- [WRITTEN TASK]: Print the whole listing exactly.

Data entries
====

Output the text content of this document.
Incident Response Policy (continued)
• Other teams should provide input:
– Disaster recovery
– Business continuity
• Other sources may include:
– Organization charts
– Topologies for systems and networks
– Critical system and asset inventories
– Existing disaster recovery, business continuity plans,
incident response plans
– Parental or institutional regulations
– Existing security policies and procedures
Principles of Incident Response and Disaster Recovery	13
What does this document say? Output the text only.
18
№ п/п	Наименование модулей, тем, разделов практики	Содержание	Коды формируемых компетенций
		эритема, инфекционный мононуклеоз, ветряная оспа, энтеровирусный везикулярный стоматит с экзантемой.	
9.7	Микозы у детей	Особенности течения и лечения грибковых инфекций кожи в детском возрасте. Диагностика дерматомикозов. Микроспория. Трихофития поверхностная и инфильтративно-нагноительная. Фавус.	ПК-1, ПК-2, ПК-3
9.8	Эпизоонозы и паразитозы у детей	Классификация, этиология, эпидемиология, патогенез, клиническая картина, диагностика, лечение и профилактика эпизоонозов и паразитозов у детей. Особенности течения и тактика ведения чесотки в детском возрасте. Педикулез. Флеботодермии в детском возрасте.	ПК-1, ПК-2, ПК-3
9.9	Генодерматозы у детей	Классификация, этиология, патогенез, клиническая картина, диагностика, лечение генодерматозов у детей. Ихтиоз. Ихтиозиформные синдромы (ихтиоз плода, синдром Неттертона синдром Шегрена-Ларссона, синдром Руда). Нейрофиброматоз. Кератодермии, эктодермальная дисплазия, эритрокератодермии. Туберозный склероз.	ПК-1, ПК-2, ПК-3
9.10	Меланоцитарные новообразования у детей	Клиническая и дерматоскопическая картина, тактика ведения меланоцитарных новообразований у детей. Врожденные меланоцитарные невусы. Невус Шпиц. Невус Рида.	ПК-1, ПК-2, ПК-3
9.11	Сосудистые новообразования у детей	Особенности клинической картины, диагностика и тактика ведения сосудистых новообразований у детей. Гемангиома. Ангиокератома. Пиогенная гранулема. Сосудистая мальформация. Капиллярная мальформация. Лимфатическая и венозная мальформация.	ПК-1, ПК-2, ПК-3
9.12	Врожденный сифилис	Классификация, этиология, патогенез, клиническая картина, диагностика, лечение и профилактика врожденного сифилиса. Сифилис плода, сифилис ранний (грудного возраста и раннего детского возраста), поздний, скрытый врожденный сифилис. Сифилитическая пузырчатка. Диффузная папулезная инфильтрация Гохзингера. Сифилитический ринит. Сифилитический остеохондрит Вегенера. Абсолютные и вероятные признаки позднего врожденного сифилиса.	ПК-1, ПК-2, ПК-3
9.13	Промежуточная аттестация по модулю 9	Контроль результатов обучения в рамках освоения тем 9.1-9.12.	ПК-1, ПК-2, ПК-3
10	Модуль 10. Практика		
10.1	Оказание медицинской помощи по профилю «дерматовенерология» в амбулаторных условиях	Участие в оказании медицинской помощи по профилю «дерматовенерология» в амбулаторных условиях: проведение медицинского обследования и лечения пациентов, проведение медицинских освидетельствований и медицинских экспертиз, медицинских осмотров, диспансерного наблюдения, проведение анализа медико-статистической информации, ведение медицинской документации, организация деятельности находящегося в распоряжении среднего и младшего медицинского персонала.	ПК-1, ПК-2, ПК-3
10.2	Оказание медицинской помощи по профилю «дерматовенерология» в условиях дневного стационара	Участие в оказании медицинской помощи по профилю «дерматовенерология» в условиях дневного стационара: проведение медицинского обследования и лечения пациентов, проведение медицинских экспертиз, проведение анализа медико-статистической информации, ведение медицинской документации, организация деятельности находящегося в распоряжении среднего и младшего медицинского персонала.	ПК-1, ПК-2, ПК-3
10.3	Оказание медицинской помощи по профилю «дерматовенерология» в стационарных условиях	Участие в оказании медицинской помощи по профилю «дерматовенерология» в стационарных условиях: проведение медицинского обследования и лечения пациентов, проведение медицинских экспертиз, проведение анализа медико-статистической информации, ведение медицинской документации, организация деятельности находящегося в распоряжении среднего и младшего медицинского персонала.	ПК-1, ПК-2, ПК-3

====

- [RESULT OF THIS EXERCISE]:
Output the text content of this document.
Incident Response Policy (continued)
• Other teams should provide input:
– Disaster recovery
– Business continuity
• Other sources may include:
– Organization charts
– Topologies for systems and networks
– Critical system and asset inventories
– Existing disaster recovery, business continuity plans,
incident response plans
– Parental or institutional regulations
– Existing security policies and procedures
Principles of Incident Response and Disaster Recovery	13
What does this document say? Output the text only.
18
№ п/п	Наименование модулей, тем, разделов практики	Содержание	Коды формируемых компетенций
		эритема, инфекционный мононуклеоз, ветряная оспа, энтеровирусный везикулярный стоматит с экзантемой.	
9.7	Микозы у детей	Особенности течения и лечения грибковых инфекций кожи в детском возрасте. Диагностика дерматомикозов. Микроспория. Трихофития поверхностная и инфильтративно-нагноительная. Фавус.	ПК-1, ПК-2, ПК-3
9.8	Эпизоонозы и паразитозы у детей	Классификация, этиология, эпидемиология, патогенез, клиническая картина, диагностика, лечение и профилактика эпизоонозов и паразитозов у детей. Особенности течения и тактика ведения чесотки в детском возрасте. Педикулез. Флеботодермии в детском возрасте.	ПК-1, ПК-2, ПК-3
9.9	Генодерматозы у детей	Классификация, этиология, патогенез, клиническая картина, диагностика, лечение генодерматозов у детей. Ихтиоз. Ихтиозиформные синдромы (ихтиоз плода, синдром Неттертона синдром Шегрена-Ларссона, синдром Руда). Нейрофиброматоз. Кератодермии, эктодермальная дисплазия, эритрокератодермии. Туберозный склероз.	ПК-1, ПК-2, ПК-3
9.10	Меланоцитарные новообразования у детей	Клиническая и дерматоскопическая картина, тактика ведения меланоцитарных новообразований у детей. Врожденные меланоцитарные невусы. Невус Шпиц. Невус Рида.	ПК-1, ПК-2, ПК-3
9.11	Сосудистые новообразования у детей	Особенности клинической картины, диагностика и тактика ведения сосудистых новообразований у детей. Гемангиома. Ангиокератома. Пиогенная гранулема. Сосудистая мальформация. Капиллярная мальформация. Лимфатическая и венозная мальформация.	ПК-1, ПК-2, ПК-3
9.12	Врожденный сифилис	Классификация, этиология, патогенез, клиническая картина, диагностика, лечение и профилактика врожденного сифилиса. Сифилис плода, сифилис ранний (грудного возраста и раннего детского возраста), поздний, скрытый врожденный сифилис. Сифилитическая пузырчатка. Диффузная папулезная инфильтрация Гохзингера. Сифилитический ринит. Сифилитический остеохондрит Вегенера. Абсолютные и вероятные признаки позднего врожденного сифилиса.	ПК-1, ПК-2, ПК-3
9.13	Промежуточная аттестация по модулю 9	Контроль результатов обучения в рамках освоения тем 9.1-9.12.	ПК-1, ПК-2, ПК-3
10	Модуль 10. Практика		
10.1	Оказание медицинской помощи по профилю «дерматовенерология» в амбулаторных условиях	Участие в оказании медицинской помощи по профилю «дерматовенерология» в амбулаторных условиях: проведение медицинского обследования и лечения пациентов, проведение медицинских освидетельствований и медицинских экспертиз, медицинских осмотров, диспансерного наблюдения, проведение анализа медико-статистической информации, ведение медицинской документации, организация деятельности находящегося в распоряжении среднего и младшего медицинского персонала.	ПК-1, ПК-2, ПК-3
10.2	Оказание медицинской помощи по профилю «дерматовенерология» в условиях дневного стационара	Участие в оказании медицинской помощи по профилю «дерматовенерология» в условиях дневного стационара: проведение медицинского обследования и лечения пациентов, проведение медицинских экспертиз, проведение анализа медико-статистической информации, ведение медицинской документации, организация деятельности находящегося в распоряжении среднего и младшего медицинского персонала.	ПК-1, ПК-2, ПК-3
10.3	Оказание медицинской помощи по профилю «дерматовенерология» в стационарных условиях	Участие в оказании медицинской помощи по профилю «дерматовенерология» в стационарных условиях: проведение медицинского обследования и лечения пациентов, проведение медицинских экспертиз, проведение анализа медико-статистической информации, ведение медицинской документации, организация деятельности находящегося в распоряжении среднего и младшего медицинского персонала.	ПК-1, ПК-2, ПК-3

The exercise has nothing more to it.